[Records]
%%

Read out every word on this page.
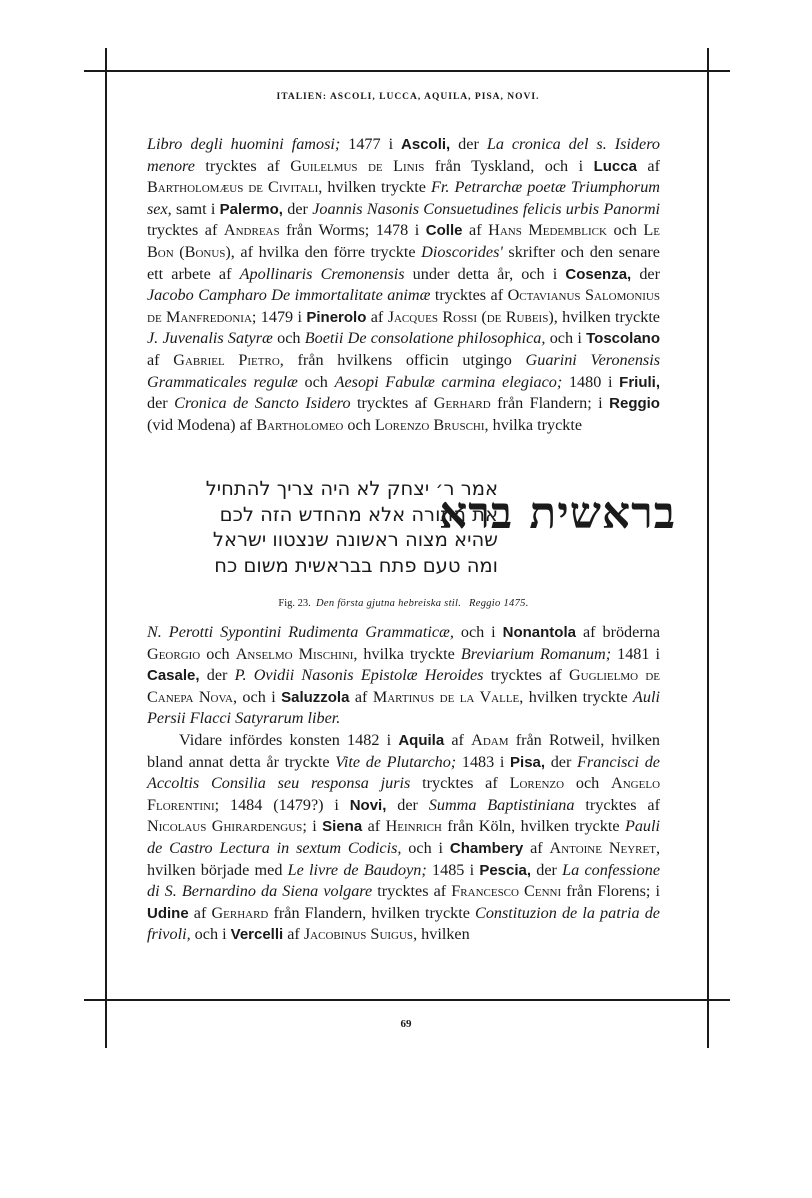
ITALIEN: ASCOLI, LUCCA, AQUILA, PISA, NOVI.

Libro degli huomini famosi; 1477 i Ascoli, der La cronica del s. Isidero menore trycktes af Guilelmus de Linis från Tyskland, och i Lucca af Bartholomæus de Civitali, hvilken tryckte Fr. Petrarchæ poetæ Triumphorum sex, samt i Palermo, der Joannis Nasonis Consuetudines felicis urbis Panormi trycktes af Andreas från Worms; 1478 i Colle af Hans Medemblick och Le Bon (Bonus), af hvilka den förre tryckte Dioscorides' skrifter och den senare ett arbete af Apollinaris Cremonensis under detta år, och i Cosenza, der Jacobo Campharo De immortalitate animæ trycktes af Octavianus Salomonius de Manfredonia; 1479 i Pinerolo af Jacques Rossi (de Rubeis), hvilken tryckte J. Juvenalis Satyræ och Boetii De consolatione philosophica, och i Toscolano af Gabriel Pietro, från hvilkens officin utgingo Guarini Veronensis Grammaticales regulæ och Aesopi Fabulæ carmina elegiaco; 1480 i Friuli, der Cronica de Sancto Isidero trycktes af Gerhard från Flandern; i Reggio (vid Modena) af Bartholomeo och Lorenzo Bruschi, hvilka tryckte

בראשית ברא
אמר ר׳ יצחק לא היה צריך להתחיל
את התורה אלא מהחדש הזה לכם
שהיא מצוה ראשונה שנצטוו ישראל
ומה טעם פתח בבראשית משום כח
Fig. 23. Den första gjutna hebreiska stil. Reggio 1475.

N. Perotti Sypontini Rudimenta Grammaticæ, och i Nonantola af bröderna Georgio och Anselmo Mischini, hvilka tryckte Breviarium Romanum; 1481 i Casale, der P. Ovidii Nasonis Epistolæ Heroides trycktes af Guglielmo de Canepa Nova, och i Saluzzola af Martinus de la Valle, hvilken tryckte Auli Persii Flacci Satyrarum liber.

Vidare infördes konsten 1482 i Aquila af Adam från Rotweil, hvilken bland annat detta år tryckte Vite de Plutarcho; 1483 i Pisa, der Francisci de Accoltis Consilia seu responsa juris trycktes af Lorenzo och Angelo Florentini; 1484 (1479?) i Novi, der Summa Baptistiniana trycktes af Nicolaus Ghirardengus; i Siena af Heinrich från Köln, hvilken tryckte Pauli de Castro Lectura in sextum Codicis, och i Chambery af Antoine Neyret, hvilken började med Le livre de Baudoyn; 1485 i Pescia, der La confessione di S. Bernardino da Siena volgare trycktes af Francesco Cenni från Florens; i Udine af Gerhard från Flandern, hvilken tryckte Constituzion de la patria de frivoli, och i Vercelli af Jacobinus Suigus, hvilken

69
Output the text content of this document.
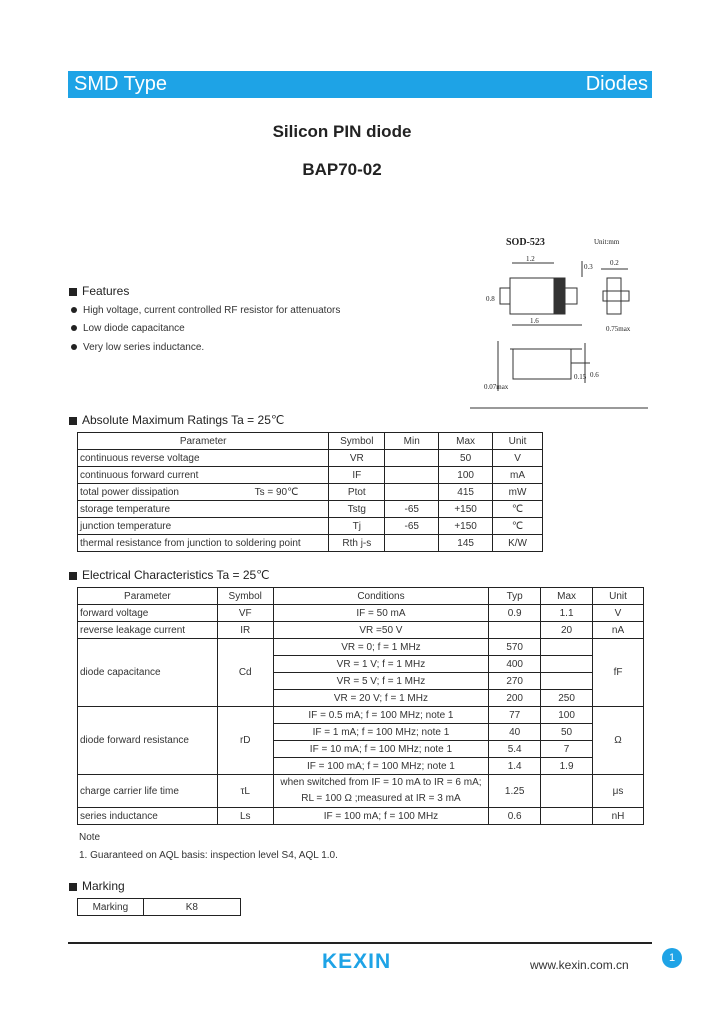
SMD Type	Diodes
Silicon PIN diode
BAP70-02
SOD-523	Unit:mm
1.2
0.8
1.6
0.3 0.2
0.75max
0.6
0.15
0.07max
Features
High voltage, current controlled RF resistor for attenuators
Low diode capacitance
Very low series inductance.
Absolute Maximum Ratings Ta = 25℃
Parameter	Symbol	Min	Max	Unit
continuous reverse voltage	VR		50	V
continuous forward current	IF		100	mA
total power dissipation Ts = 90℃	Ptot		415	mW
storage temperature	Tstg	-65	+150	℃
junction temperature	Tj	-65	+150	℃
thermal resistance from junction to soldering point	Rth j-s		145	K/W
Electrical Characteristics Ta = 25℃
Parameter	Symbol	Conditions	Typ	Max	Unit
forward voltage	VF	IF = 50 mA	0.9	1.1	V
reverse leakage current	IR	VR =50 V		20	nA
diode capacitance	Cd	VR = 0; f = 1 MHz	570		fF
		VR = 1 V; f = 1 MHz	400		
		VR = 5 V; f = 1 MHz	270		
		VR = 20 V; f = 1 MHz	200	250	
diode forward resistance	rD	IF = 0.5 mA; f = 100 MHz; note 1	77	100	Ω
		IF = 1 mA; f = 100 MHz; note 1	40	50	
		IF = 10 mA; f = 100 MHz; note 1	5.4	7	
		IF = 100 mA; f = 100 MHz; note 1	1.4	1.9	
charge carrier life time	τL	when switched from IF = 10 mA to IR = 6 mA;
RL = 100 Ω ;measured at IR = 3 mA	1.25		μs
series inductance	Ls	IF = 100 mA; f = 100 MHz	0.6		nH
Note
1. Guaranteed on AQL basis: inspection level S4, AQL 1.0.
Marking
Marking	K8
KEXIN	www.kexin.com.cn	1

%%
%%

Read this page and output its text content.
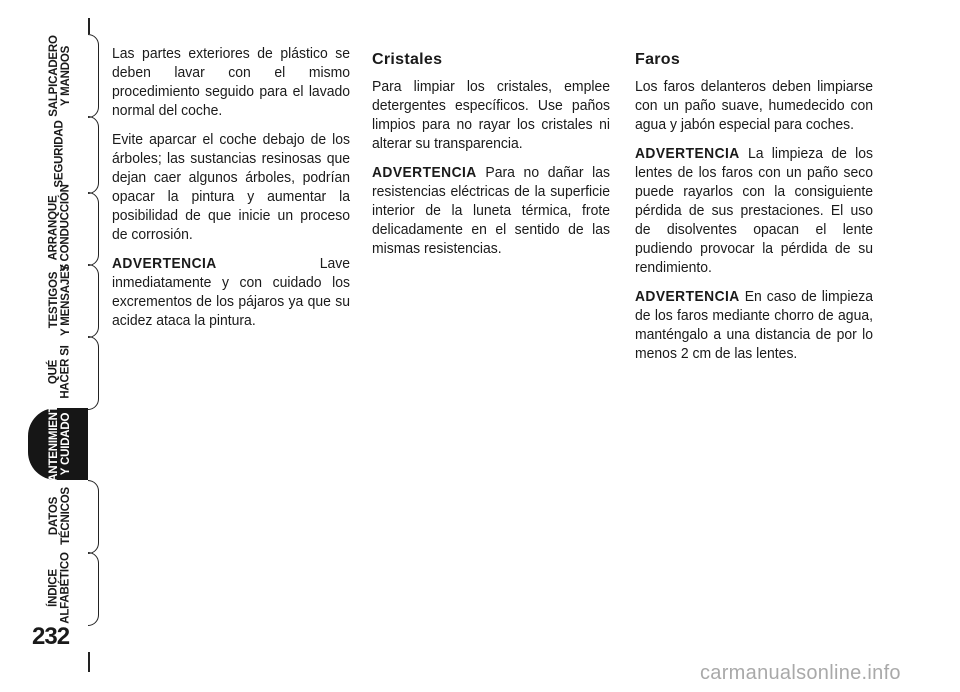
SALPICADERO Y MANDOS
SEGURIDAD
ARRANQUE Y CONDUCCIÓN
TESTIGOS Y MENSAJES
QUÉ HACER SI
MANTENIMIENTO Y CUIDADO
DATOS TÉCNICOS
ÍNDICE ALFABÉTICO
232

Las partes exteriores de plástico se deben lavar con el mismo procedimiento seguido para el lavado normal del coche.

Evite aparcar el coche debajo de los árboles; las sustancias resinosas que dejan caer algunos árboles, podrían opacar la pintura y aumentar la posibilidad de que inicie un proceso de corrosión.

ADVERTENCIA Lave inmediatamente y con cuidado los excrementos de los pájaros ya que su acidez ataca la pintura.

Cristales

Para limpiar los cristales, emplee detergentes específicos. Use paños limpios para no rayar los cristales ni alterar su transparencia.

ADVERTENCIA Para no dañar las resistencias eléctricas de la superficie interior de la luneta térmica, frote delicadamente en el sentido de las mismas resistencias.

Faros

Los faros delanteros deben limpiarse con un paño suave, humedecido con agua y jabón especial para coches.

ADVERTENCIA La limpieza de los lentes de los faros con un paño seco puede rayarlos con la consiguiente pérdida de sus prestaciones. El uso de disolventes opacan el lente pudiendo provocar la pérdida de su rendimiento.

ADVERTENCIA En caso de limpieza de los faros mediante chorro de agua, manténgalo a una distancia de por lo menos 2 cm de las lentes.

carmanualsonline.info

%%

What is expected: Gather all lines where the word "text" appears.

Solution:
Output the text content of this document.
Read this page and output its text content.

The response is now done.